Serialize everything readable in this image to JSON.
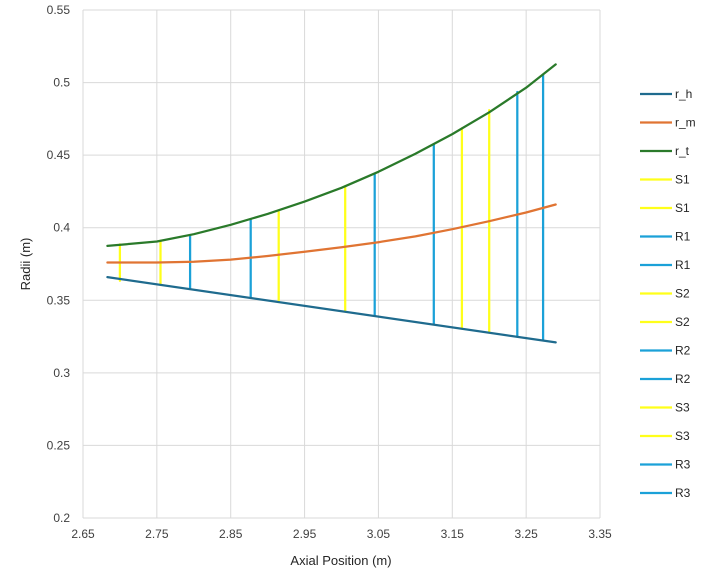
{
  "chart_data": {
    "type": "line",
    "xlabel": "Axial Position (m)",
    "ylabel": "Radii (m)",
    "xlim": [
      2.65,
      3.35
    ],
    "ylim": [
      0.2,
      0.55
    ],
    "xticks": [
      2.65,
      2.75,
      2.85,
      2.95,
      3.05,
      3.15,
      3.25,
      3.35
    ],
    "yticks": [
      0.2,
      0.25,
      0.3,
      0.35,
      0.4,
      0.45,
      0.5,
      0.55
    ],
    "xtick_labels": [
      "2.65",
      "2.75",
      "2.85",
      "2.95",
      "3.05",
      "3.15",
      "3.25",
      "3.35"
    ],
    "ytick_labels": [
      "0.2",
      "0.25",
      "0.3",
      "0.35",
      "0.4",
      "0.45",
      "0.5",
      "0.55"
    ],
    "grid": true,
    "legend_position": "right",
    "series": [
      {
        "name": "r_h",
        "color": "#1F6B8E",
        "x": [
          2.683,
          3.29
        ],
        "y": [
          0.366,
          0.321
        ]
      },
      {
        "name": "r_m",
        "color": "#E07433",
        "x": [
          2.683,
          2.75,
          2.8,
          2.85,
          2.9,
          2.95,
          3.0,
          3.05,
          3.1,
          3.15,
          3.2,
          3.25,
          3.29
        ],
        "y": [
          0.376,
          0.376,
          0.3765,
          0.378,
          0.3805,
          0.3835,
          0.3865,
          0.39,
          0.394,
          0.399,
          0.4045,
          0.4105,
          0.416
        ]
      },
      {
        "name": "r_t",
        "color": "#2A7A2A",
        "x": [
          2.683,
          2.75,
          2.8,
          2.85,
          2.9,
          2.95,
          3.0,
          3.05,
          3.1,
          3.15,
          3.2,
          3.25,
          3.29
        ],
        "y": [
          0.3875,
          0.3905,
          0.3955,
          0.402,
          0.4095,
          0.418,
          0.4275,
          0.4385,
          0.451,
          0.4645,
          0.4795,
          0.4965,
          0.5125
        ]
      },
      {
        "name": "S1",
        "color": "#FFFF1A",
        "x": [
          2.7,
          2.7
        ],
        "y": [
          0.3635,
          0.3885
        ]
      },
      {
        "name": "S1",
        "color": "#FFFF1A",
        "x": [
          2.755,
          2.755
        ],
        "y": [
          0.3605,
          0.391
        ]
      },
      {
        "name": "R1",
        "color": "#1BA1D8",
        "x": [
          2.795,
          2.795
        ],
        "y": [
          0.358,
          0.395
        ]
      },
      {
        "name": "R1",
        "color": "#1BA1D8",
        "x": [
          2.877,
          2.877
        ],
        "y": [
          0.352,
          0.4055
        ]
      },
      {
        "name": "S2",
        "color": "#FFFF1A",
        "x": [
          2.915,
          2.915
        ],
        "y": [
          0.3495,
          0.411
        ]
      },
      {
        "name": "S2",
        "color": "#FFFF1A",
        "x": [
          3.005,
          3.005
        ],
        "y": [
          0.3425,
          0.4285
        ]
      },
      {
        "name": "R2",
        "color": "#1BA1D8",
        "x": [
          3.045,
          3.045
        ],
        "y": [
          0.3395,
          0.4365
        ]
      },
      {
        "name": "R2",
        "color": "#1BA1D8",
        "x": [
          3.125,
          3.125
        ],
        "y": [
          0.3335,
          0.4575
        ]
      },
      {
        "name": "S3",
        "color": "#FFFF1A",
        "x": [
          3.163,
          3.163
        ],
        "y": [
          0.3305,
          0.4685
        ]
      },
      {
        "name": "S3",
        "color": "#FFFF1A",
        "x": [
          3.2,
          3.2
        ],
        "y": [
          0.328,
          0.481
        ]
      },
      {
        "name": "R3",
        "color": "#1BA1D8",
        "x": [
          3.238,
          3.238
        ],
        "y": [
          0.325,
          0.4935
        ]
      },
      {
        "name": "R3",
        "color": "#1BA1D8",
        "x": [
          3.273,
          3.273
        ],
        "y": [
          0.3225,
          0.505
        ]
      }
    ]
  }
}
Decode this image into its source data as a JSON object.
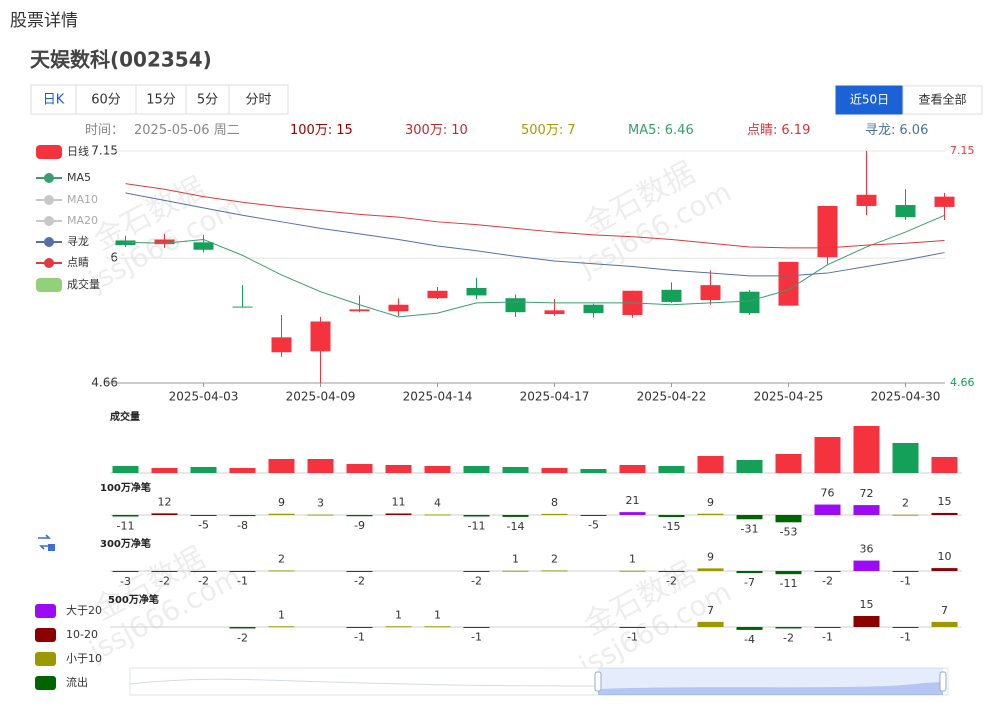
{
  "page_title": "股票详情",
  "stock_title": "天娱数科(002354)",
  "tabs": [
    "日K",
    "60分",
    "15分",
    "5分",
    "分时"
  ],
  "range_buttons": [
    "近50日",
    "查看全部"
  ],
  "watermark": [
    "金石数据",
    "jssj666.com"
  ],
  "info": [
    {
      "label": "时间：",
      "value": "2025-05-06 周二",
      "color": "#888888"
    },
    {
      "label": "100万:",
      "value": 15,
      "color": "#a00000"
    },
    {
      "label": "300万:",
      "value": 10,
      "color": "#c0282d"
    },
    {
      "label": "500万:",
      "value": 7,
      "color": "#a89a00"
    },
    {
      "label": "MA5:",
      "value": 6.46,
      "color": "#3a9e6e"
    },
    {
      "label": "点睛:",
      "value": 6.19,
      "color": "#d8343a"
    },
    {
      "label": "寻龙:",
      "value": 6.06,
      "color": "#4a6fa5"
    }
  ],
  "flow_legend": [
    {
      "name": "大于20",
      "color": "#9b0cf5"
    },
    {
      "name": "10-20",
      "color": "#8b0000"
    },
    {
      "name": "小于10",
      "color": "#9a9a00"
    },
    {
      "name": "流出",
      "color": "#006400"
    }
  ],
  "chart_data": [
    {
      "type": "candlestick",
      "categories": [
        null,
        null,
        "2025-04-03",
        null,
        null,
        "2025-04-09",
        null,
        null,
        "2025-04-14",
        null,
        null,
        "2025-04-17",
        null,
        null,
        "2025-04-22",
        null,
        null,
        "2025-04-25",
        null,
        null,
        "2025-04-30",
        null
      ],
      "open": [
        6.19,
        6.15,
        6.17,
        5.48,
        4.99,
        5.0,
        5.43,
        5.43,
        5.57,
        5.68,
        5.57,
        5.4,
        5.5,
        5.39,
        5.66,
        5.55,
        5.64,
        5.49,
        6.01,
        6.56,
        6.57,
        6.55
      ],
      "close": [
        6.14,
        6.2,
        6.09,
        5.47,
        5.15,
        5.32,
        5.45,
        5.5,
        5.65,
        5.6,
        5.42,
        5.44,
        5.41,
        5.65,
        5.53,
        5.71,
        5.41,
        5.96,
        6.56,
        6.68,
        6.44,
        6.66
      ],
      "high": [
        6.24,
        6.26,
        6.25,
        5.71,
        5.39,
        5.37,
        5.6,
        5.57,
        5.69,
        5.79,
        5.61,
        5.56,
        5.51,
        5.65,
        5.74,
        5.87,
        5.66,
        5.96,
        6.56,
        7.15,
        6.74,
        6.7
      ],
      "low": [
        6.12,
        6.11,
        6.06,
        5.47,
        4.94,
        4.66,
        5.42,
        5.38,
        5.56,
        5.56,
        5.37,
        5.38,
        5.36,
        5.36,
        5.52,
        5.5,
        5.39,
        5.49,
        5.94,
        6.46,
        6.41,
        6.41
      ],
      "up_color": "#f5333f",
      "down_color": "#15a05a",
      "ylim": [
        4.66,
        7.15
      ],
      "yticks": [
        4.66,
        6,
        7.15
      ],
      "grid": true,
      "series": [
        {
          "name": "日线",
          "color": "#f5333f",
          "kind": "candle"
        },
        {
          "name": "MA5",
          "color": "#3a9e6e",
          "values": [
            6.17,
            6.16,
            6.2,
            6.03,
            5.82,
            5.64,
            5.5,
            5.37,
            5.41,
            5.52,
            5.53,
            5.52,
            5.52,
            5.52,
            5.5,
            5.52,
            5.54,
            5.66,
            5.93,
            6.12,
            6.28,
            6.46
          ]
        },
        {
          "name": "MA10",
          "color": "#c8c8c8",
          "visible": false
        },
        {
          "name": "MA20",
          "color": "#c8c8c8",
          "visible": false
        },
        {
          "name": "寻龙",
          "color": "#5570a8",
          "values": [
            6.7,
            6.62,
            6.54,
            6.46,
            6.39,
            6.32,
            6.26,
            6.2,
            6.13,
            6.08,
            6.02,
            5.97,
            5.94,
            5.91,
            5.87,
            5.84,
            5.81,
            5.81,
            5.84,
            5.91,
            5.98,
            6.06
          ]
        },
        {
          "name": "点睛",
          "color": "#e0383c",
          "values": [
            6.8,
            6.74,
            6.66,
            6.6,
            6.55,
            6.51,
            6.47,
            6.44,
            6.39,
            6.36,
            6.32,
            6.28,
            6.25,
            6.23,
            6.2,
            6.16,
            6.12,
            6.11,
            6.11,
            6.14,
            6.16,
            6.19
          ]
        },
        {
          "name": "成交量",
          "color": "#93d07a",
          "kind": "volume"
        }
      ]
    },
    {
      "type": "bar",
      "title": "成交量",
      "ylim": [
        0,
        50
      ],
      "values": [
        7,
        5,
        6,
        5,
        14,
        14,
        9,
        8,
        7,
        7,
        6,
        5,
        4,
        8,
        7,
        17,
        13,
        19,
        36,
        47,
        30,
        16
      ],
      "colors": [
        "#15a05a",
        "#f5333f",
        "#15a05a",
        "#f5333f",
        "#f5333f",
        "#f5333f",
        "#f5333f",
        "#f5333f",
        "#f5333f",
        "#15a05a",
        "#15a05a",
        "#f5333f",
        "#15a05a",
        "#f5333f",
        "#15a05a",
        "#f5333f",
        "#15a05a",
        "#f5333f",
        "#f5333f",
        "#f5333f",
        "#15a05a",
        "#f5333f"
      ]
    },
    {
      "type": "bar",
      "title": "100万净笔",
      "ylim": [
        -80,
        80
      ],
      "show_labels": true,
      "values": [
        -11,
        12,
        -5,
        -8,
        9,
        3,
        -9,
        11,
        4,
        -11,
        -14,
        8,
        -5,
        21,
        -15,
        9,
        -31,
        -53,
        76,
        72,
        2,
        15
      ],
      "colors": [
        "#006400",
        "#8b0000",
        "#006400",
        "#006400",
        "#9a9a00",
        "#9a9a00",
        "#006400",
        "#8b0000",
        "#9a9a00",
        "#006400",
        "#006400",
        "#9a9a00",
        "#006400",
        "#9b0cf5",
        "#006400",
        "#9a9a00",
        "#006400",
        "#006400",
        "#9b0cf5",
        "#9b0cf5",
        "#9a9a00",
        "#8b0000"
      ]
    },
    {
      "type": "bar",
      "title": "300万净笔",
      "ylim": [
        -38,
        38
      ],
      "show_labels": true,
      "values": [
        -3,
        -2,
        -2,
        -1,
        2,
        null,
        -2,
        null,
        null,
        -2,
        1,
        2,
        null,
        1,
        -2,
        9,
        -7,
        -11,
        -2,
        36,
        -1,
        10
      ],
      "colors": [
        "#006400",
        "#006400",
        "#006400",
        "#006400",
        "#9a9a00",
        null,
        "#006400",
        null,
        null,
        "#006400",
        "#9a9a00",
        "#9a9a00",
        null,
        "#9a9a00",
        "#006400",
        "#9a9a00",
        "#006400",
        "#006400",
        "#006400",
        "#9b0cf5",
        "#006400",
        "#8b0000"
      ]
    },
    {
      "type": "bar",
      "title": "500万净笔",
      "ylim": [
        -15,
        15
      ],
      "show_labels": true,
      "values": [
        null,
        null,
        null,
        -2,
        1,
        null,
        -1,
        1,
        1,
        -1,
        null,
        null,
        null,
        -1,
        null,
        7,
        -4,
        -2,
        -1,
        15,
        -1,
        7
      ],
      "colors": [
        null,
        null,
        null,
        "#006400",
        "#9a9a00",
        null,
        "#006400",
        "#9a9a00",
        "#9a9a00",
        "#006400",
        null,
        null,
        null,
        "#006400",
        null,
        "#9a9a00",
        "#006400",
        "#006400",
        "#006400",
        "#8b0000",
        "#006400",
        "#9a9a00"
      ]
    }
  ]
}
□ □ □
### CHALLENGE
Look over the records above and copy each line that includes the string "image".

### ANSWER IN FULL
Serialize everything readable in this image to JSON.
Decode this image into its source data as a JSON object.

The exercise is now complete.